> **Exercise**
Collect all lines below with the string "запаса".

+++ Data to use

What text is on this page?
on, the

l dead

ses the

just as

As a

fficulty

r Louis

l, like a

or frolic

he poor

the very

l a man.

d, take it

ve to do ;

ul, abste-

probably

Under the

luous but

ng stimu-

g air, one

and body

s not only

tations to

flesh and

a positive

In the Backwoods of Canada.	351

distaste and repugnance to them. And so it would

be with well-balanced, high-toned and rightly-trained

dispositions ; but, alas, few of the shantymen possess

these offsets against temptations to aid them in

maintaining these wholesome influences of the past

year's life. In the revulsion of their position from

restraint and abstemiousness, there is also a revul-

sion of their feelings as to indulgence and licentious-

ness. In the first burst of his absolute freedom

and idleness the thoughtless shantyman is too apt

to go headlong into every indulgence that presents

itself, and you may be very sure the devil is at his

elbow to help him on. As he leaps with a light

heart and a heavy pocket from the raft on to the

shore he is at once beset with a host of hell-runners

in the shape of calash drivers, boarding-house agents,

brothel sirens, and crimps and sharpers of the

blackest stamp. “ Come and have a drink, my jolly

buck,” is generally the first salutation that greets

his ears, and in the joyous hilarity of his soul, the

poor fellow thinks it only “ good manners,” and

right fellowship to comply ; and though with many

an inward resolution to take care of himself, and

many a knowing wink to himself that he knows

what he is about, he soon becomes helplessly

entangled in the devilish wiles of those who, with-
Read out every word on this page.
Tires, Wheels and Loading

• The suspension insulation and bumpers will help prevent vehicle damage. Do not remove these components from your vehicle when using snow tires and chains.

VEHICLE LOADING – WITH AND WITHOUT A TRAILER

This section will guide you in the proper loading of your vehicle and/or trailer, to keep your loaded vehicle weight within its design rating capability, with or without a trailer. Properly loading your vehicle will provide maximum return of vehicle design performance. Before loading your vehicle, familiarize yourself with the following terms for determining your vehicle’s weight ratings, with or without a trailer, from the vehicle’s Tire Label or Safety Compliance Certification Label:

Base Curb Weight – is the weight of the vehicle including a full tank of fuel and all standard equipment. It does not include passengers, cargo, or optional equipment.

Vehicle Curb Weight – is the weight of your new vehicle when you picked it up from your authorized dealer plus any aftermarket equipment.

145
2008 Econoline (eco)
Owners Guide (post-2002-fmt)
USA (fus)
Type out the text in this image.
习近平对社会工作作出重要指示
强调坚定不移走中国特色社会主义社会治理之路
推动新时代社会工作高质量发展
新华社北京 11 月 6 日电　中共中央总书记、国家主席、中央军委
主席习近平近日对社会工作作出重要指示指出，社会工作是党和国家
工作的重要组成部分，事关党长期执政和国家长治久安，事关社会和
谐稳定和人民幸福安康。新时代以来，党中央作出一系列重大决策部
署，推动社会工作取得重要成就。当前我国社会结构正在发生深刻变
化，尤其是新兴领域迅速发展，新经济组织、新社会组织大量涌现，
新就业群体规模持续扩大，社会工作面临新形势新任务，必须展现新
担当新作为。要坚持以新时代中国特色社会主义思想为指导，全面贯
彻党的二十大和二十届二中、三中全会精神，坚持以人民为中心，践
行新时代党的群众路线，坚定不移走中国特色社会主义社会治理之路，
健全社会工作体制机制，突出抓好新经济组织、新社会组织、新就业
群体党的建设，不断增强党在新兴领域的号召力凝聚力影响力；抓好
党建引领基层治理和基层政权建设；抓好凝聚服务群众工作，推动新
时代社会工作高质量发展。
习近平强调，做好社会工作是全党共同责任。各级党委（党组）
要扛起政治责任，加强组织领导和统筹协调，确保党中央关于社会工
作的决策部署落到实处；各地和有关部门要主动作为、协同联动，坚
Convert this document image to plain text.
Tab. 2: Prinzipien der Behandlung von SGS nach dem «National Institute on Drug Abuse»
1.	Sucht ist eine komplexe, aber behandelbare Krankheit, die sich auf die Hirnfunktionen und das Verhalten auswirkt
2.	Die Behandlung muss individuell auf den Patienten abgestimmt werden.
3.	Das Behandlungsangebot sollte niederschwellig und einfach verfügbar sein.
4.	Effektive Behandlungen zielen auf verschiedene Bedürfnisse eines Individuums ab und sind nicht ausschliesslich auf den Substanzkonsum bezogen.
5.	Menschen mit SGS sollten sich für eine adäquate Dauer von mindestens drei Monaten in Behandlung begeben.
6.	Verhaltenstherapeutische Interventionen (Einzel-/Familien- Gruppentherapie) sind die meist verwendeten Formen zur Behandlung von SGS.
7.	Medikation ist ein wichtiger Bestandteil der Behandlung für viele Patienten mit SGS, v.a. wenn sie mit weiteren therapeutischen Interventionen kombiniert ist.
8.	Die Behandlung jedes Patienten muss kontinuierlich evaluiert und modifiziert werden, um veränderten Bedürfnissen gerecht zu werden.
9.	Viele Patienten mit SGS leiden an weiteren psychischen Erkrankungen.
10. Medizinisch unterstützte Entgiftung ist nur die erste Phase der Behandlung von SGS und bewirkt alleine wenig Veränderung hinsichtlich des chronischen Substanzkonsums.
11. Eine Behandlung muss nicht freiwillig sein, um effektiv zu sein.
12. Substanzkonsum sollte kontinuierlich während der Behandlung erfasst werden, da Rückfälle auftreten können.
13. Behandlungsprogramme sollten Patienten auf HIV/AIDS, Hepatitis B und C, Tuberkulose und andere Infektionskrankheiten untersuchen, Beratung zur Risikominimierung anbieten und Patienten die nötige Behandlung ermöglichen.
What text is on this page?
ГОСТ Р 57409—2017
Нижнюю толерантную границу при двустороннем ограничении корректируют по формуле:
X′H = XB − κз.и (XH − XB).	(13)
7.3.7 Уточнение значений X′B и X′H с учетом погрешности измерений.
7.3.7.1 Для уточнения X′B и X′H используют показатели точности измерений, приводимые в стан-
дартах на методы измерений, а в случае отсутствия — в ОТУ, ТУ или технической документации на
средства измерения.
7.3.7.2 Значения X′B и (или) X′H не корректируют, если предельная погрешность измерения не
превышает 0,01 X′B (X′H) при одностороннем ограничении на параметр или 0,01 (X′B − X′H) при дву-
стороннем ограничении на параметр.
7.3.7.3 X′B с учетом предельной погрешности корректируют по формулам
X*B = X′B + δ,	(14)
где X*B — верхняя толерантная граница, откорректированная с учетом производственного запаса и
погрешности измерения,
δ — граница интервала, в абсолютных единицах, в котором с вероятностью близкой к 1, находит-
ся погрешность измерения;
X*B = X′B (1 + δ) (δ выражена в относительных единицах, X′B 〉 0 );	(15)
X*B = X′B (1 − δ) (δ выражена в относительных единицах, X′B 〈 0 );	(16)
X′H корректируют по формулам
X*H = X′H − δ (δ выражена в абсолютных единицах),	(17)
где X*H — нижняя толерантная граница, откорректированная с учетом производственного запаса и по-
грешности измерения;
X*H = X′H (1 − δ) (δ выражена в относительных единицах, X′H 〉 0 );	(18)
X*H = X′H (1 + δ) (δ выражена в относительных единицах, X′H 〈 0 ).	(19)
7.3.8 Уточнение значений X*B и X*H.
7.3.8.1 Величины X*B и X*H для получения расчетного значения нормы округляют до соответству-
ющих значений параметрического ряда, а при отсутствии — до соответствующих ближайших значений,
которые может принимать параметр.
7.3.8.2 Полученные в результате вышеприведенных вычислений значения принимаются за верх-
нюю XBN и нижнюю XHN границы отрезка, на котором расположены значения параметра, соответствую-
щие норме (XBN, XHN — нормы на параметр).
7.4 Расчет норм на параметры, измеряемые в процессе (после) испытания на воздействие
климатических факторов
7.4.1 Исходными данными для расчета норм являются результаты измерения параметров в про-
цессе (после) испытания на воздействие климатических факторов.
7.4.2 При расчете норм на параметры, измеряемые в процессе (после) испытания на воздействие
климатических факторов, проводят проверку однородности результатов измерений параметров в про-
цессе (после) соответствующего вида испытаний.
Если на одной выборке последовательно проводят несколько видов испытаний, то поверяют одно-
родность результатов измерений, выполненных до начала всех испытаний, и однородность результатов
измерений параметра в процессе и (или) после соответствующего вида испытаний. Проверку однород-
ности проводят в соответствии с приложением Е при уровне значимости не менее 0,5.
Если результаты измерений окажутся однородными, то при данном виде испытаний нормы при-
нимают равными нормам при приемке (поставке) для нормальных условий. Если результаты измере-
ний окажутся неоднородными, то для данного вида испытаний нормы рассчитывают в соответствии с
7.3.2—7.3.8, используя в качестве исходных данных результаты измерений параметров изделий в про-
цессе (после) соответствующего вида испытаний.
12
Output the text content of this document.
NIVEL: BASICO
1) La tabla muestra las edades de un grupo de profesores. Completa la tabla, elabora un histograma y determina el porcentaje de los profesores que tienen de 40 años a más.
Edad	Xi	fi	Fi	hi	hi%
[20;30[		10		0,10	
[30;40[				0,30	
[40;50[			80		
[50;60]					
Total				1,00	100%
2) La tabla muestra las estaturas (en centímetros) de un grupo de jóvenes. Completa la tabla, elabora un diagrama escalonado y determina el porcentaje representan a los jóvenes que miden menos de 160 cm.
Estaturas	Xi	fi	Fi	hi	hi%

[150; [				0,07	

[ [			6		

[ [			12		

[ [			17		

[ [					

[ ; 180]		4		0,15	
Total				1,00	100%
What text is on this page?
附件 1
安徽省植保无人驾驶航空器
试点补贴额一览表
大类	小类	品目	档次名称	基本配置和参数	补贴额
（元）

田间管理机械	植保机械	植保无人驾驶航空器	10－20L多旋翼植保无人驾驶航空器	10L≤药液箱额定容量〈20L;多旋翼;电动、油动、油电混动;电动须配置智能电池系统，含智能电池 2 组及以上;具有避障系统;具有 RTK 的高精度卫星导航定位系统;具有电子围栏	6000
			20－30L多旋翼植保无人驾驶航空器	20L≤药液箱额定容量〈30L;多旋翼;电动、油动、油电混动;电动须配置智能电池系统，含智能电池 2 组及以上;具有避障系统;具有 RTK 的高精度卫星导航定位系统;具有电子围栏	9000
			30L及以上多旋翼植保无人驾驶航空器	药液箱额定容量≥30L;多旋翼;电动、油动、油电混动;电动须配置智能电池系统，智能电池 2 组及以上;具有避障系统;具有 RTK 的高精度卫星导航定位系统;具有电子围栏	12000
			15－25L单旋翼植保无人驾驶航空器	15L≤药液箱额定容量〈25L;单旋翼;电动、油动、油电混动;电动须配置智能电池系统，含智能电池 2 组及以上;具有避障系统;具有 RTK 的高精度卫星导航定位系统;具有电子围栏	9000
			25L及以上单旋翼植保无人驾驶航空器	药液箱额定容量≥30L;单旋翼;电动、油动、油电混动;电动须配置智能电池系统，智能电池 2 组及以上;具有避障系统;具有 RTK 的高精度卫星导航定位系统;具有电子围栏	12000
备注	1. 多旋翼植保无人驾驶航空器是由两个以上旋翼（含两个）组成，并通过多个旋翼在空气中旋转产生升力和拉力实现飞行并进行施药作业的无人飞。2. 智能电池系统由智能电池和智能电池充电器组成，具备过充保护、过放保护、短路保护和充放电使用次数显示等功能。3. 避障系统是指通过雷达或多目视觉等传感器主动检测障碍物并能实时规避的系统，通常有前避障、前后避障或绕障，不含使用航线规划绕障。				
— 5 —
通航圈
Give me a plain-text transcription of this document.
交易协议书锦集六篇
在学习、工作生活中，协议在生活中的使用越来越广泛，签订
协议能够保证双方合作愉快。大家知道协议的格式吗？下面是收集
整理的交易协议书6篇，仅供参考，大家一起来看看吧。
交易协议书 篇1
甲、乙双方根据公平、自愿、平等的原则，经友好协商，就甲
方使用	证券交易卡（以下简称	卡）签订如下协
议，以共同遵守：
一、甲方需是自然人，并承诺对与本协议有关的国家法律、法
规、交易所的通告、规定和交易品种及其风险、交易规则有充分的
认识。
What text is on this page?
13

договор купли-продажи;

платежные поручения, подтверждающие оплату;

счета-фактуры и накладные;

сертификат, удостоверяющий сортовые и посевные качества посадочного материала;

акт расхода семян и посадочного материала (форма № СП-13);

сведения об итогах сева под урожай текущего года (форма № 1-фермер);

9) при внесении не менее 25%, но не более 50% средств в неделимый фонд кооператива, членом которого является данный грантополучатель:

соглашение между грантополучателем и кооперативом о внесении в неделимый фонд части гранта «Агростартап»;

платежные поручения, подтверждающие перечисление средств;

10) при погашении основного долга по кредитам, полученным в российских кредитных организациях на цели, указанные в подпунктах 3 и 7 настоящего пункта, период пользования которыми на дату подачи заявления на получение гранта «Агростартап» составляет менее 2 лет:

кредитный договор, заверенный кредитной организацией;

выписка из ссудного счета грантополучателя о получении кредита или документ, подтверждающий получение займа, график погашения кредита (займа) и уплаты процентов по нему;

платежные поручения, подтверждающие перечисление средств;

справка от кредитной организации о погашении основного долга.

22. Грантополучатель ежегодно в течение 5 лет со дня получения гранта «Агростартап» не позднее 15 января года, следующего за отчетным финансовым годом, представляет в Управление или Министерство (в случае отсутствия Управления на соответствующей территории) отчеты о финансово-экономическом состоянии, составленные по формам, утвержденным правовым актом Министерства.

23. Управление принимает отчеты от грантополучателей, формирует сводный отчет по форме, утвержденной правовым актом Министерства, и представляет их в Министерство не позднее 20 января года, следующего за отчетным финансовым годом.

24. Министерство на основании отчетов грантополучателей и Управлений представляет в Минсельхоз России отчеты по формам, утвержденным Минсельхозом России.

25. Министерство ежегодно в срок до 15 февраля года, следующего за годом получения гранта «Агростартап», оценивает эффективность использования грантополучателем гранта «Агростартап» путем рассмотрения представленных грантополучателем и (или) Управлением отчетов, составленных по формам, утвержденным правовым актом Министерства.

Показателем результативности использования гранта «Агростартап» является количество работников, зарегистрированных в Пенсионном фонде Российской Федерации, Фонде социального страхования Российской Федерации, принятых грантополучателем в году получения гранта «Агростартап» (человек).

++++++

> **Solution for this exercise**
где X*B — верхняя толерантная граница, откорректированная с учетом производственного запаса и
где X*H — нижняя толерантная граница, откорректированная с учетом производственного запаса и по-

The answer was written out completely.